[Dataset rows about figures]
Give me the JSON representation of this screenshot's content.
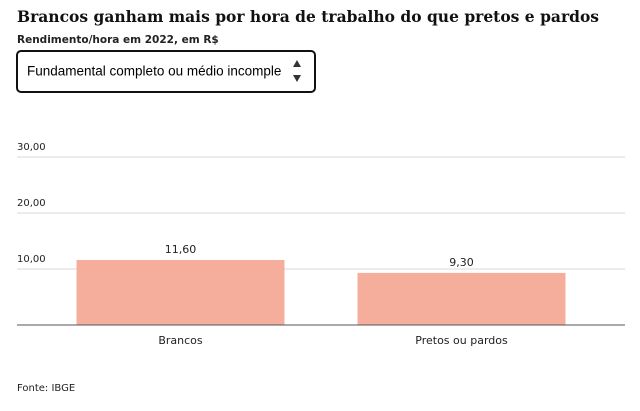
{
  "chart_data": {
    "type": "bar",
    "title": "Brancos ganham mais por hora de trabalho do que pretos e pardos",
    "subtitle": "Rendimento/hora em 2022, em R$",
    "dropdown": "Fundamental completo ou médio incomple",
    "categories": [
      "Brancos",
      "Pretos ou pardos"
    ],
    "values": [
      11.6,
      9.3
    ],
    "value_labels": [
      "11,60",
      "9,30"
    ],
    "color": "#f5ae9b",
    "ylim": [
      0,
      30
    ],
    "yticks": [
      {
        "value": 10,
        "label": "10,00"
      },
      {
        "value": 20,
        "label": "20,00"
      },
      {
        "value": 30,
        "label": "30,00"
      }
    ],
    "grid": true,
    "source": "Fonte: IBGE"
  }
}
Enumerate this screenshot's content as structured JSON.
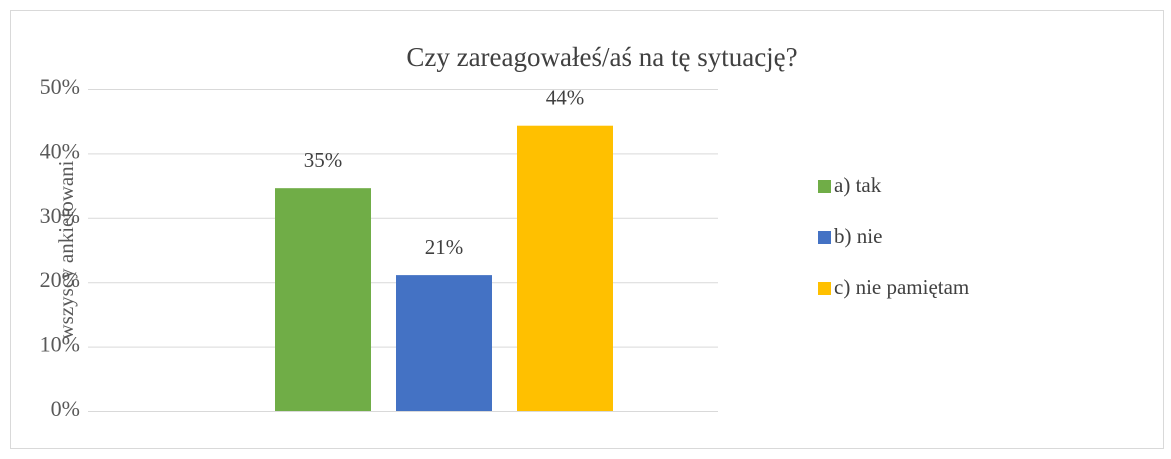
{
  "chart_data": {
    "type": "bar",
    "title": "Czy zareagowałeś/aś na tę sytuację?",
    "ylabel": "wszyscy ankietowani",
    "categories": [
      null
    ],
    "series": [
      {
        "name": "a) tak",
        "color": "#70ad47",
        "values": [
          34.6
        ],
        "value_labels": [
          "35%"
        ]
      },
      {
        "name": "b) nie",
        "color": "#4472c4",
        "values": [
          21.1
        ],
        "value_labels": [
          "21%"
        ]
      },
      {
        "name": "c) nie pamiętam",
        "color": "#ffc000",
        "values": [
          44.3
        ],
        "value_labels": [
          "44%"
        ]
      }
    ],
    "ylim": [
      0,
      50
    ],
    "yticks": [
      {
        "value": 0,
        "label": "0%"
      },
      {
        "value": 10,
        "label": "10%"
      },
      {
        "value": 20,
        "label": "20%"
      },
      {
        "value": 30,
        "label": "30%"
      },
      {
        "value": 40,
        "label": "40%"
      },
      {
        "value": 50,
        "label": "50%"
      }
    ],
    "grid": true,
    "legend": "right"
  }
}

*WORK TO DO*: Reproduce exactly and only the lines from the one with "Enumerate this screenshot's" through the last entry, both included, excluding every picture.

*RESULT FOR THIS TASK*:
Enumerate this screenshot's content as structured JSON.
{
  "chart_data": {
    "type": "bar",
    "title": "Czy zareagowałeś/aś na tę sytuację?",
    "ylabel": "wszyscy ankietowani",
    "categories": [
      null
    ],
    "series": [
      {
        "name": "a) tak",
        "color": "#70ad47",
        "values": [
          34.6
        ],
        "value_labels": [
          "35%"
        ]
      },
      {
        "name": "b) nie",
        "color": "#4472c4",
        "values": [
          21.1
        ],
        "value_labels": [
          "21%"
        ]
      },
      {
        "name": "c) nie pamiętam",
        "color": "#ffc000",
        "values": [
          44.3
        ],
        "value_labels": [
          "44%"
        ]
      }
    ],
    "ylim": [
      0,
      50
    ],
    "yticks": [
      {
        "value": 0,
        "label": "0%"
      },
      {
        "value": 10,
        "label": "10%"
      },
      {
        "value": 20,
        "label": "20%"
      },
      {
        "value": 30,
        "label": "30%"
      },
      {
        "value": 40,
        "label": "40%"
      },
      {
        "value": 50,
        "label": "50%"
      }
    ],
    "grid": true,
    "legend": "right"
  }
}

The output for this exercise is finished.